--- Begin Dataset extract ---

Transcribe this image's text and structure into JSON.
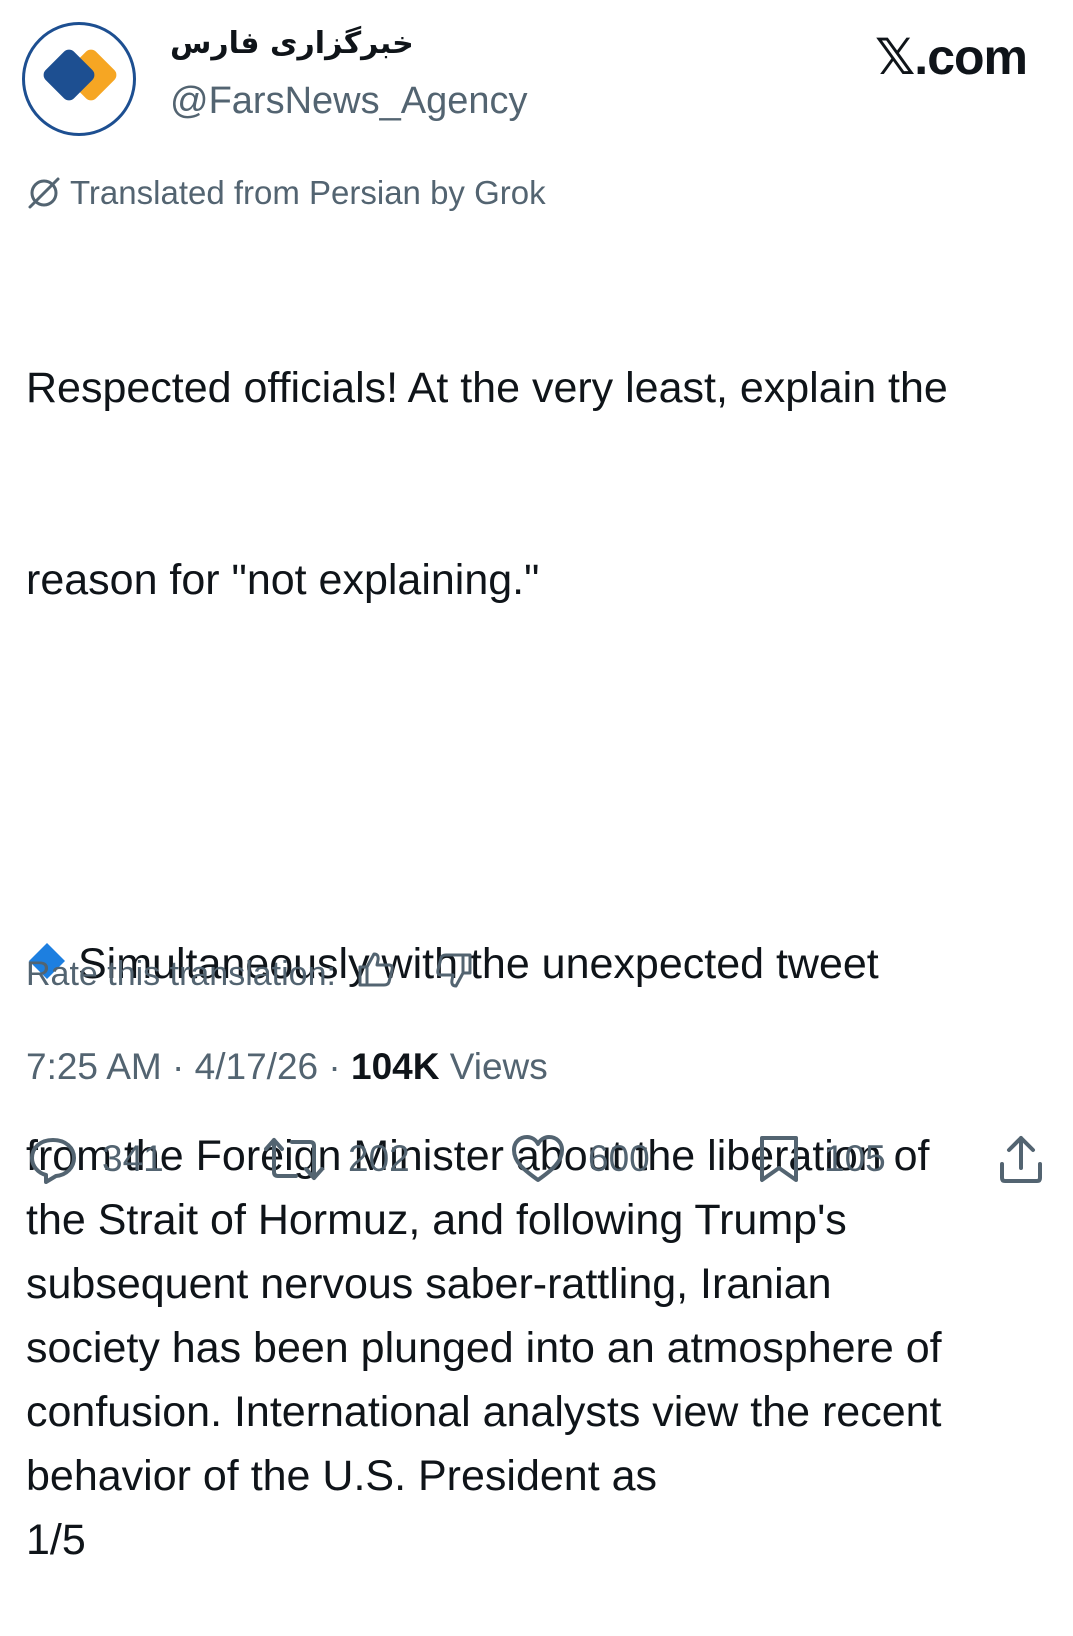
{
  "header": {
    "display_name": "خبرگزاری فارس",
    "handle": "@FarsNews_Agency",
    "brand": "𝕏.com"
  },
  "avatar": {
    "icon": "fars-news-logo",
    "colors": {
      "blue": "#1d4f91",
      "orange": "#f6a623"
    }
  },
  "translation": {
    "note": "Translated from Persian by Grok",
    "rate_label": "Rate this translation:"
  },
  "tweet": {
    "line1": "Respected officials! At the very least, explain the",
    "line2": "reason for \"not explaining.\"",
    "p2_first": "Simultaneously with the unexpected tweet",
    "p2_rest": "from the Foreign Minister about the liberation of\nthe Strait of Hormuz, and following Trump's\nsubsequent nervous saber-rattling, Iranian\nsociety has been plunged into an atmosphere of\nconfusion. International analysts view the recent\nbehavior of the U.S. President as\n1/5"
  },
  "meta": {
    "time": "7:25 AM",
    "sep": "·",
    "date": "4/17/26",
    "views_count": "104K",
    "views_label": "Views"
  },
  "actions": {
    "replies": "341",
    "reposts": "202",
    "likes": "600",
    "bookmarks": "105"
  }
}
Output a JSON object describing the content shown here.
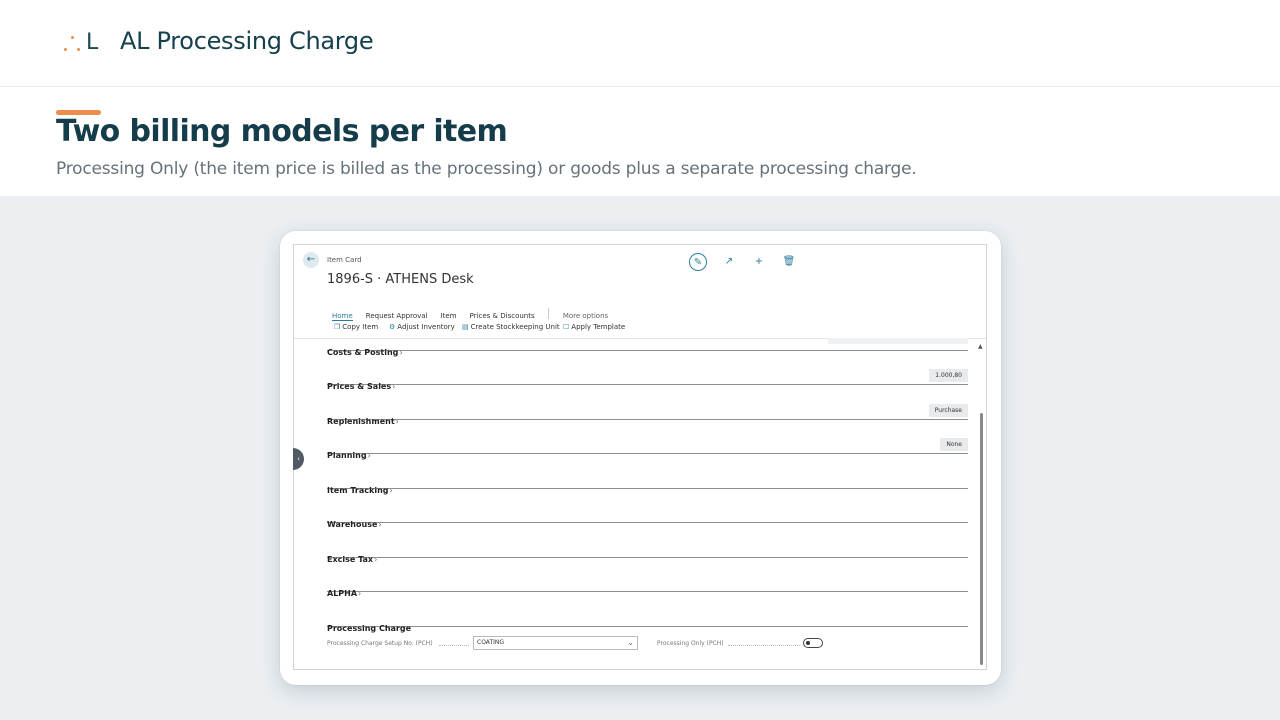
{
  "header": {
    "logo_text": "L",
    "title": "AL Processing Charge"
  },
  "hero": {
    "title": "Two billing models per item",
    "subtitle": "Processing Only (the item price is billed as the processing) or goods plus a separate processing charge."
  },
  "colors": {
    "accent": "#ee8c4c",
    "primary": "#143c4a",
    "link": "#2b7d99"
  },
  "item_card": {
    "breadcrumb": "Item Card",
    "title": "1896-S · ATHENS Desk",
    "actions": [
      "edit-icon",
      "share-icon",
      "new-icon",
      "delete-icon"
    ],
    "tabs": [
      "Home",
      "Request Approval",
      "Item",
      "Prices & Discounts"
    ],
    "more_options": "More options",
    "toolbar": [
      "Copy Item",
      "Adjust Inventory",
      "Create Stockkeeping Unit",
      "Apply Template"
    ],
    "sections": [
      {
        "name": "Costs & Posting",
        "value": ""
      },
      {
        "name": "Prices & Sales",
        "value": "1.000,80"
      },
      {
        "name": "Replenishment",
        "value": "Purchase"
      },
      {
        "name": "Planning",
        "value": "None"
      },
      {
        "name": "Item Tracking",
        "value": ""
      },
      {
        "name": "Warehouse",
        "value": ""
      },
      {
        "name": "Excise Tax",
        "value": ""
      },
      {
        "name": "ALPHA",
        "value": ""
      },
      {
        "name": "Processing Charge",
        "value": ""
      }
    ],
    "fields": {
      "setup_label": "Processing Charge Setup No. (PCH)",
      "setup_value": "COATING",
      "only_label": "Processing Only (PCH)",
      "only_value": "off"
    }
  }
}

--- End Dataset extract ---

Short exercise: Go through the listing above and write it all out exactly, leaving out any picture.

Response for this exercise:
Transcribe this image's text and structure into JSON.
{
  "header": {
    "display_name": "خبرگزاری فارس",
    "handle": "@FarsNews_Agency",
    "brand": "𝕏.com"
  },
  "avatar": {
    "icon": "fars-news-logo",
    "colors": {
      "blue": "#1d4f91",
      "orange": "#f6a623"
    }
  },
  "translation": {
    "note": "Translated from Persian by Grok",
    "rate_label": "Rate this translation:"
  },
  "tweet": {
    "line1": "Respected officials! At the very least, explain the",
    "line2": "reason for \"not explaining.\"",
    "p2_first": "Simultaneously with the unexpected tweet",
    "p2_rest": "from the Foreign Minister about the liberation of\nthe Strait of Hormuz, and following Trump's\nsubsequent nervous saber-rattling, Iranian\nsociety has been plunged into an atmosphere of\nconfusion. International analysts view the recent\nbehavior of the U.S. President as\n1/5"
  },
  "meta": {
    "time": "7:25 AM",
    "sep": "·",
    "date": "4/17/26",
    "views_count": "104K",
    "views_label": "Views"
  },
  "actions": {
    "replies": "341",
    "reposts": "202",
    "likes": "600",
    "bookmarks": "105"
  }
}
Output a JSON object describing the content shown here.
{
  "header": {
    "logo_text": "L",
    "title": "AL Processing Charge"
  },
  "hero": {
    "title": "Two billing models per item",
    "subtitle": "Processing Only (the item price is billed as the processing) or goods plus a separate processing charge."
  },
  "colors": {
    "accent": "#ee8c4c",
    "primary": "#143c4a",
    "link": "#2b7d99"
  },
  "item_card": {
    "breadcrumb": "Item Card",
    "title": "1896-S · ATHENS Desk",
    "actions": [
      "edit-icon",
      "share-icon",
      "new-icon",
      "delete-icon"
    ],
    "tabs": [
      "Home",
      "Request Approval",
      "Item",
      "Prices & Discounts"
    ],
    "more_options": "More options",
    "toolbar": [
      "Copy Item",
      "Adjust Inventory",
      "Create Stockkeeping Unit",
      "Apply Template"
    ],
    "sections": [
      {
        "name": "Costs & Posting",
        "value": ""
      },
      {
        "name": "Prices & Sales",
        "value": "1.000,80"
      },
      {
        "name": "Replenishment",
        "value": "Purchase"
      },
      {
        "name": "Planning",
        "value": "None"
      },
      {
        "name": "Item Tracking",
        "value": ""
      },
      {
        "name": "Warehouse",
        "value": ""
      },
      {
        "name": "Excise Tax",
        "value": ""
      },
      {
        "name": "ALPHA",
        "value": ""
      },
      {
        "name": "Processing Charge",
        "value": ""
      }
    ],
    "fields": {
      "setup_label": "Processing Charge Setup No. (PCH)",
      "setup_value": "COATING",
      "only_label": "Processing Only (PCH)",
      "only_value": "off"
    }
  }
}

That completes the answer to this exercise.